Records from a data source
________________
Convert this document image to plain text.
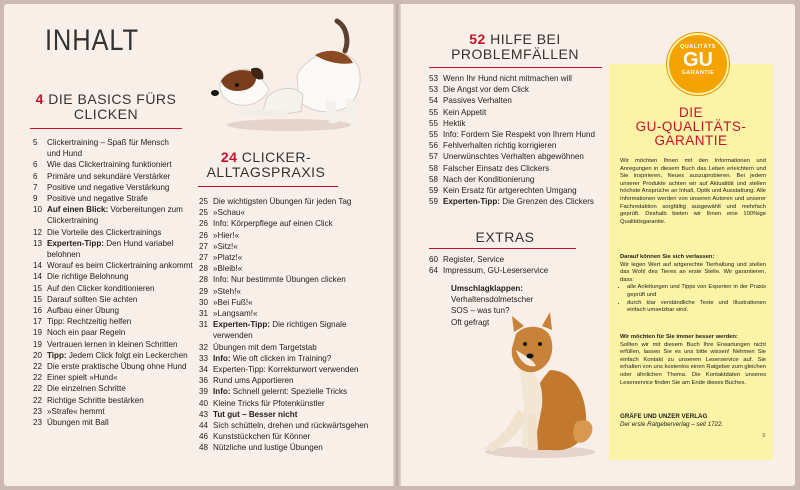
INHALT
4 DIE BASICS FÜRS
CLICKEN
5	Clickertraining – Spaß für Mensch
und Hund
6	Wie das Clickertraining funktioniert
6	Primäre und sekundäre Verstärker
7	Positive und negative Verstärkung
9	Positive und negative Strafe
10 Auf einen Blick: Vorbereitungen zum
Clickertraining
12 Die Vorteile des Clickertrainings
13 Experten-Tipp: Den Hund variabel
belohnen
14 Worauf es beim Clickertraining ankommt
14 Die richtige Belohnung
15 Auf den Clicker konditionieren
15 Darauf sollten Sie achten
16 Aufbau einer Übung
17 Tipp: Rechtzeitig helfen
19 Noch ein paar Regeln
19 Vertrauen lernen in kleinen Schritten
20 Tipp: Jedem Click folgt ein Leckerchen
22 Die erste praktische Übung ohne Hund
22 Einer spielt »Hund«
22 Die einzelnen Schritte
22 Richtige Schritte bestärken
23 »Strafe« hemmt
23 Übungen mit Ball
24 CLICKER-
ALLTAGSPRAXIS
25 Die wichtigsten Übungen für jeden Tag
25 »Schau«
26 Info: Körperpflege auf einen Click
26 »Hier!«
27 »Sitz!«
27 »Platz!«
28 »Bleib!«
28 Info: Nur bestimmte Übungen clicken
29 »Steh!«
30 »Bei Fuß!«
31 »Langsam!«
31 Experten-Tipp: Die richtigen Signale
verwenden
32 Übungen mit dem Targetstab
33 Info: Wie oft clicken im Training?
34 Experten-Tipp: Korrekturwort verwenden
36 Rund ums Apportieren
39 Info: Schnell gelernt: Spezielle Tricks
40 Kleine Tricks für Pfotenkünstler
43 Tut gut – Besser nicht
44 Sich schütteln, drehen und rückwärtsgehen
46 Kunststückchen für Könner
48 Nützliche und lustige Übungen
52 HILFE BEI
PROBLEMFÄLLEN
53 Wenn Ihr Hund nicht mitmachen will
53 Die Angst vor dem Click
54 Passives Verhalten
55 Kein Appetit
55 Hektik
55 Info: Fordern Sie Respekt von Ihrem Hund
56 Fehlverhalten richtig korrigieren
57 Unerwünschtes Verhalten abgewöhnen
58 Falscher Einsatz des Clickers
58 Nach der Konditionierung
59 Kein Ersatz für artgerechten Umgang
59 Experten-Tipp: Die Grenzen des Clickers
EXTRAS
60 Register, Service
64 Impressum, GU-Leserservice
Umschlagklappen:
Verhaltensdolmetscher
SOS – was tun?
Oft gefragt
QUALITÄTS
GU
GARANTIE
DIE
GU-QUALITÄTS-
GARANTIE

Wir möchten Ihnen mit den Informationen und Anregungen in diesem Buch das Leben erleichtern und Sie inspirieren, Neues auszuprobieren. Bei jedem unserer Produkte achten wir auf Aktualität und stellen höchste Ansprüche an Inhalt, Optik und Ausstattung. Alle Informationen werden von unseren Autoren und unserer Fachredaktion sorgfältig ausgewählt und mehrfach geprüft. Deshalb bieten wir Ihnen eine 100%ige Qualitätsgarantie.

Darauf können Sie sich verlassen:
Wir legen Wert auf artgerechte Tierhaltung und stellen das Wohl des Tieres an erste Stelle. Wir garantieren, dass:
• alle Anleitungen und Tipps von Experten in der Praxis geprüft und
• durch klar verständliche Texte und Illustrationen einfach umsetzbar sind.
Wir möchten für Sie immer besser werden:
Sollten wir mit diesem Buch Ihre Erwartungen nicht erfüllen, lassen Sie es uns bitte wissen! Nehmen Sie einfach Kontakt zu unserem Leserservice auf. Sie erhalten von uns kostenlos einen Ratgeber zum gleichen oder ähnlichen Thema. Die Kontaktdaten unseres Leserservice finden Sie am Ende dieses Buches.
GRÄFE UND UNZER VERLAG
Der erste Ratgeberverlag – seit 1722.
≡
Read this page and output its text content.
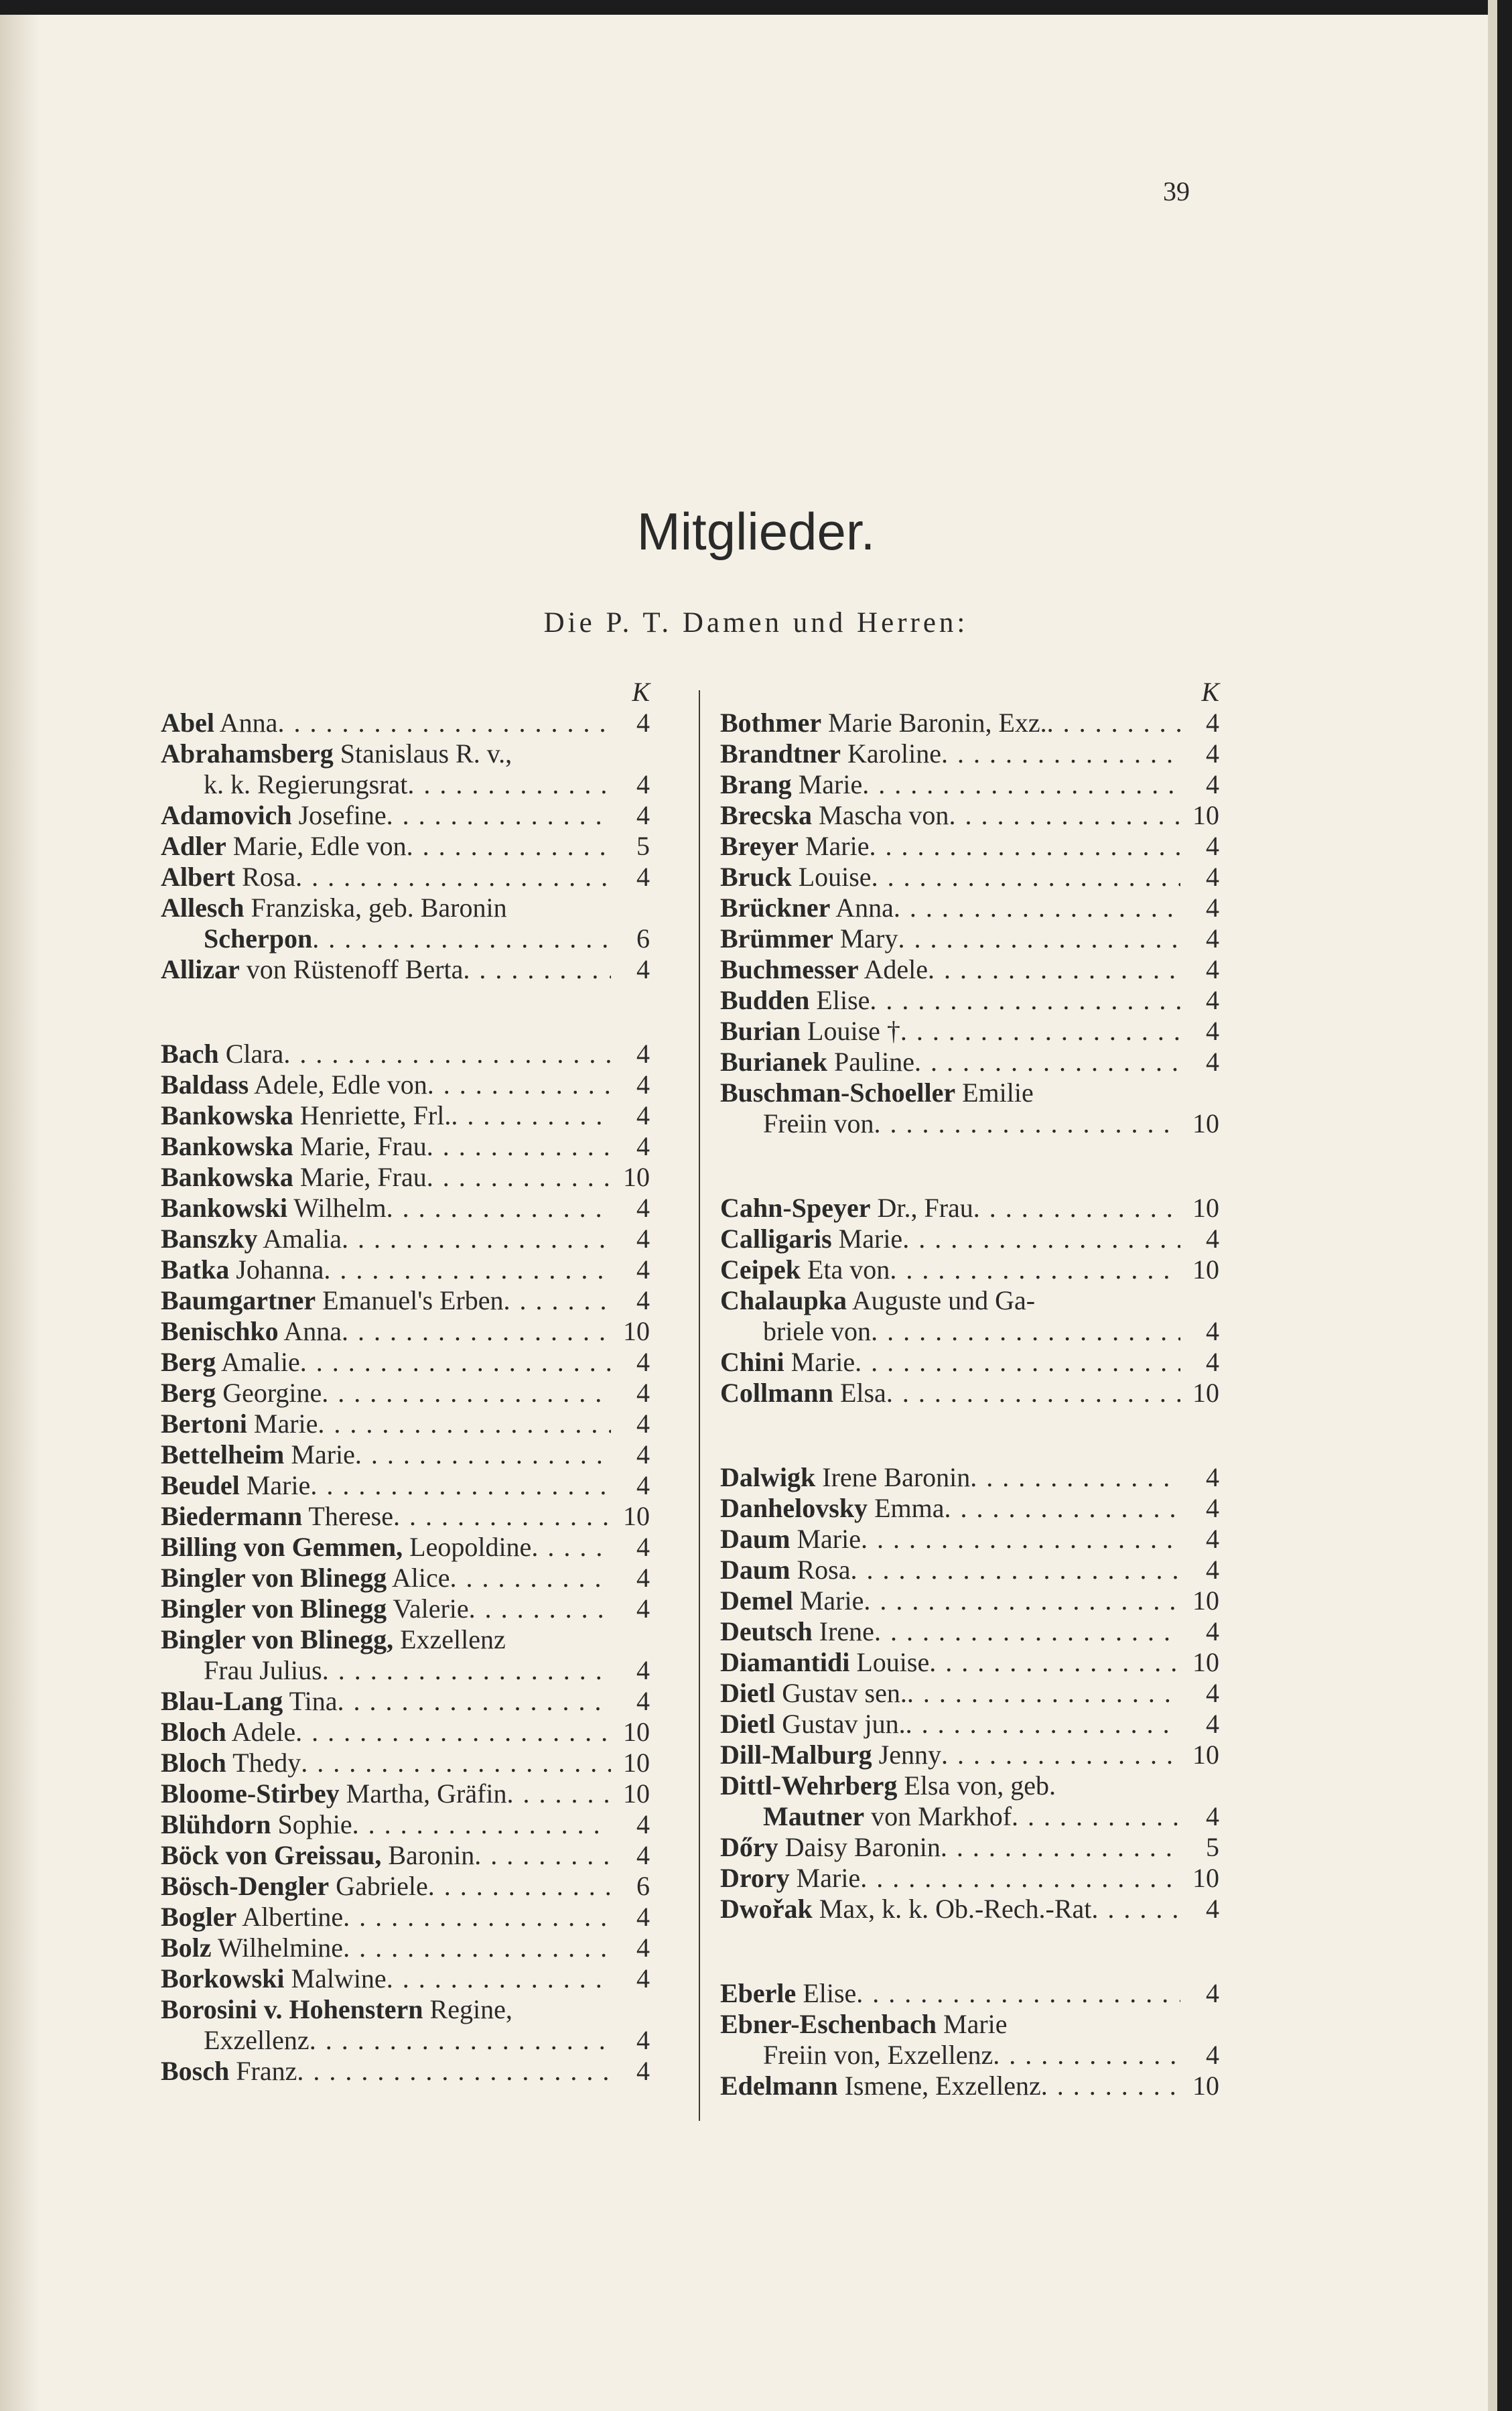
39
Mitglieder.
Die P. T. Damen und Herren:
K
Abel Anna . . .	4
Abrahamsberg Stanislaus R. v.,
k. k. Regierungsrat . . .	4
Adamovich Josefine . . .	4
Adler Marie, Edle von . . .	5
Albert Rosa . . .	4
Allesch Franziska, geb. Baronin
Scherpon . . .	6
Allizar von Rüstenoff Berta . . .	4
Bach Clara . . .	4
Baldass Adele, Edle von . . .	4
Bankowska Henriette, Frl. . . .	4
Bankowska Marie, Frau . . .	4
Bankowska Marie, Frau . . .	10
Bankowski Wilhelm . . .	4
Banszky Amalia . . .	4
Batka Johanna . . .	4
Baumgartner Emanuel's Erben . . .	4
Benischko Anna . . .	10
Berg Amalie . . .	4
Berg Georgine . . .	4
Bertoni Marie . . .	4
Bettelheim Marie . . .	4
Beudel Marie . . .	4
Biedermann Therese . . .	10
Billing von Gemmen, Leopoldine . . .	4
Bingler von Blinegg Alice . . .	4
Bingler von Blinegg Valerie . . .	4
Bingler von Blinegg, Exzellenz
Frau Julius . . .	4
Blau-Lang Tina . . .	4
Bloch Adele . . .	10
Bloch Thedy . . .	10
Bloome-Stirbey Martha, Gräfin . . .	10
Blühdorn Sophie . . .	4
Böck von Greissau, Baronin . . .	4
Bösch-Dengler Gabriele . . .	6
Bogler Albertine . . .	4
Bolz Wilhelmine . . .	4
Borkowski Malwine . . .	4
Borosini v. Hohenstern Regine,
Exzellenz . . .	4
Bosch Franz . . .	4
K
Bothmer Marie Baronin, Exz. . . .	4
Brandtner Karoline . . .	4
Brang Marie . . .	4
Brecska Mascha von . . .	10
Breyer Marie . . .	4
Bruck Louise . . .	4
Brückner Anna . . .	4
Brümmer Mary . . .	4
Buchmesser Adele . . .	4
Budden Elise . . .	4
Burian Louise † . . .	4
Burianek Pauline . . .	4
Buschman-Schoeller Emilie
Freiin von . . .	10
Cahn-Speyer Dr., Frau . . .	10
Calligaris Marie . . .	4
Ceipek Eta von . . .	10
Chalaupka Auguste und Ga-
briele von . . .	4
Chini Marie . . .	4
Collmann Elsa . . .	10
Dalwigk Irene Baronin . . .	4
Danhelovsky Emma . . .	4
Daum Marie . . .	4
Daum Rosa . . .	4
Demel Marie . . .	10
Deutsch Irene . . .	4
Diamantidi Louise . . .	10
Dietl Gustav sen. . . .	4
Dietl Gustav jun. . . .	4
Dill-Malburg Jenny . . .	10
Dittl-Wehrberg Elsa von, geb.
Mautner von Markhof . . .	4
Dőry Daisy Baronin . . .	5
Drory Marie . . .	10
Dwořak Max, k. k. Ob.-Rech.-Rat . . .	4
Eberle Elise . . .	4
Ebner-Eschenbach Marie
Freiin von, Exzellenz . . .	4
Edelmann Ismene, Exzellenz . . .	10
________________
_The problem_: Reproduce the whole listing above word for word, but not its pictures.

_Finished task_:
Convert this document image to plain text.
INHALT
4 DIE BASICS FÜRS
CLICKEN
5	Clickertraining – Spaß für Mensch
und Hund
6	Wie das Clickertraining funktioniert
6	Primäre und sekundäre Verstärker
7	Positive und negative Verstärkung
9	Positive und negative Strafe
10 Auf einen Blick: Vorbereitungen zum
Clickertraining
12 Die Vorteile des Clickertrainings
13 Experten-Tipp: Den Hund variabel
belohnen
14 Worauf es beim Clickertraining ankommt
14 Die richtige Belohnung
15 Auf den Clicker konditionieren
15 Darauf sollten Sie achten
16 Aufbau einer Übung
17 Tipp: Rechtzeitig helfen
19 Noch ein paar Regeln
19 Vertrauen lernen in kleinen Schritten
20 Tipp: Jedem Click folgt ein Leckerchen
22 Die erste praktische Übung ohne Hund
22 Einer spielt »Hund«
22 Die einzelnen Schritte
22 Richtige Schritte bestärken
23 »Strafe« hemmt
23 Übungen mit Ball
24 CLICKER-
ALLTAGSPRAXIS
25 Die wichtigsten Übungen für jeden Tag
25 »Schau«
26 Info: Körperpflege auf einen Click
26 »Hier!«
27 »Sitz!«
27 »Platz!«
28 »Bleib!«
28 Info: Nur bestimmte Übungen clicken
29 »Steh!«
30 »Bei Fuß!«
31 »Langsam!«
31 Experten-Tipp: Die richtigen Signale
verwenden
32 Übungen mit dem Targetstab
33 Info: Wie oft clicken im Training?
34 Experten-Tipp: Korrekturwort verwenden
36 Rund ums Apportieren
39 Info: Schnell gelernt: Spezielle Tricks
40 Kleine Tricks für Pfotenkünstler
43 Tut gut – Besser nicht
44 Sich schütteln, drehen und rückwärtsgehen
46 Kunststückchen für Könner
48 Nützliche und lustige Übungen
52 HILFE BEI
PROBLEMFÄLLEN
53 Wenn Ihr Hund nicht mitmachen will
53 Die Angst vor dem Click
54 Passives Verhalten
55 Kein Appetit
55 Hektik
55 Info: Fordern Sie Respekt von Ihrem Hund
56 Fehlverhalten richtig korrigieren
57 Unerwünschtes Verhalten abgewöhnen
58 Falscher Einsatz des Clickers
58 Nach der Konditionierung
59 Kein Ersatz für artgerechten Umgang
59 Experten-Tipp: Die Grenzen des Clickers
EXTRAS
60 Register, Service
64 Impressum, GU-Leserservice
Umschlagklappen:
Verhaltensdolmetscher
SOS – was tun?
Oft gefragt
QUALITÄTS
GU
GARANTIE
DIE
GU-QUALITÄTS-
GARANTIE

Wir möchten Ihnen mit den Informationen und Anregungen in diesem Buch das Leben erleichtern und Sie inspirieren, Neues auszuprobieren. Bei jedem unserer Produkte achten wir auf Aktualität und stellen höchste Ansprüche an Inhalt, Optik und Ausstattung. Alle Informationen werden von unseren Autoren und unserer Fachredaktion sorgfältig ausgewählt und mehrfach geprüft. Deshalb bieten wir Ihnen eine 100%ige Qualitätsgarantie.

Darauf können Sie sich verlassen:
Wir legen Wert auf artgerechte Tierhaltung und stellen das Wohl des Tieres an erste Stelle. Wir garantieren, dass:
• alle Anleitungen und Tipps von Experten in der Praxis geprüft und
• durch klar verständliche Texte und Illustrationen einfach umsetzbar sind.
Wir möchten für Sie immer besser werden:
Sollten wir mit diesem Buch Ihre Erwartungen nicht erfüllen, lassen Sie es uns bitte wissen! Nehmen Sie einfach Kontakt zu unserem Leserservice auf. Sie erhalten von uns kostenlos einen Ratgeber zum gleichen oder ähnlichen Thema. Die Kontaktdaten unseres Leserservice finden Sie am Ende dieses Buches.
GRÄFE UND UNZER VERLAG
Der erste Ratgeberverlag – seit 1722.
≡
Read this page and output its text content.
39
Mitglieder.
Die P. T. Damen und Herren:
K
Abel Anna . . .	4
Abrahamsberg Stanislaus R. v.,
k. k. Regierungsrat . . .	4
Adamovich Josefine . . .	4
Adler Marie, Edle von . . .	5
Albert Rosa . . .	4
Allesch Franziska, geb. Baronin
Scherpon . . .	6
Allizar von Rüstenoff Berta . . .	4
Bach Clara . . .	4
Baldass Adele, Edle von . . .	4
Bankowska Henriette, Frl. . . .	4
Bankowska Marie, Frau . . .	4
Bankowska Marie, Frau . . .	10
Bankowski Wilhelm . . .	4
Banszky Amalia . . .	4
Batka Johanna . . .	4
Baumgartner Emanuel's Erben . . .	4
Benischko Anna . . .	10
Berg Amalie . . .	4
Berg Georgine . . .	4
Bertoni Marie . . .	4
Bettelheim Marie . . .	4
Beudel Marie . . .	4
Biedermann Therese . . .	10
Billing von Gemmen, Leopoldine . . .	4
Bingler von Blinegg Alice . . .	4
Bingler von Blinegg Valerie . . .	4
Bingler von Blinegg, Exzellenz
Frau Julius . . .	4
Blau-Lang Tina . . .	4
Bloch Adele . . .	10
Bloch Thedy . . .	10
Bloome-Stirbey Martha, Gräfin . . .	10
Blühdorn Sophie . . .	4
Böck von Greissau, Baronin . . .	4
Bösch-Dengler Gabriele . . .	6
Bogler Albertine . . .	4
Bolz Wilhelmine . . .	4
Borkowski Malwine . . .	4
Borosini v. Hohenstern Regine,
Exzellenz . . .	4
Bosch Franz . . .	4
K
Bothmer Marie Baronin, Exz. . . .	4
Brandtner Karoline . . .	4
Brang Marie . . .	4
Brecska Mascha von . . .	10
Breyer Marie . . .	4
Bruck Louise . . .	4
Brückner Anna . . .	4
Brümmer Mary . . .	4
Buchmesser Adele . . .	4
Budden Elise . . .	4
Burian Louise † . . .	4
Burianek Pauline . . .	4
Buschman-Schoeller Emilie
Freiin von . . .	10
Cahn-Speyer Dr., Frau . . .	10
Calligaris Marie . . .	4
Ceipek Eta von . . .	10
Chalaupka Auguste und Ga-
briele von . . .	4
Chini Marie . . .	4
Collmann Elsa . . .	10
Dalwigk Irene Baronin . . .	4
Danhelovsky Emma . . .	4
Daum Marie . . .	4
Daum Rosa . . .	4
Demel Marie . . .	10
Deutsch Irene . . .	4
Diamantidi Louise . . .	10
Dietl Gustav sen. . . .	4
Dietl Gustav jun. . . .	4
Dill-Malburg Jenny . . .	10
Dittl-Wehrberg Elsa von, geb.
Mautner von Markhof . . .	4
Dőry Daisy Baronin . . .	5
Drory Marie . . .	10
Dwořak Max, k. k. Ob.-Rech.-Rat . . .	4
Eberle Elise . . .	4
Ebner-Eschenbach Marie
Freiin von, Exzellenz . . .	4
Edelmann Ismene, Exzellenz . . .	10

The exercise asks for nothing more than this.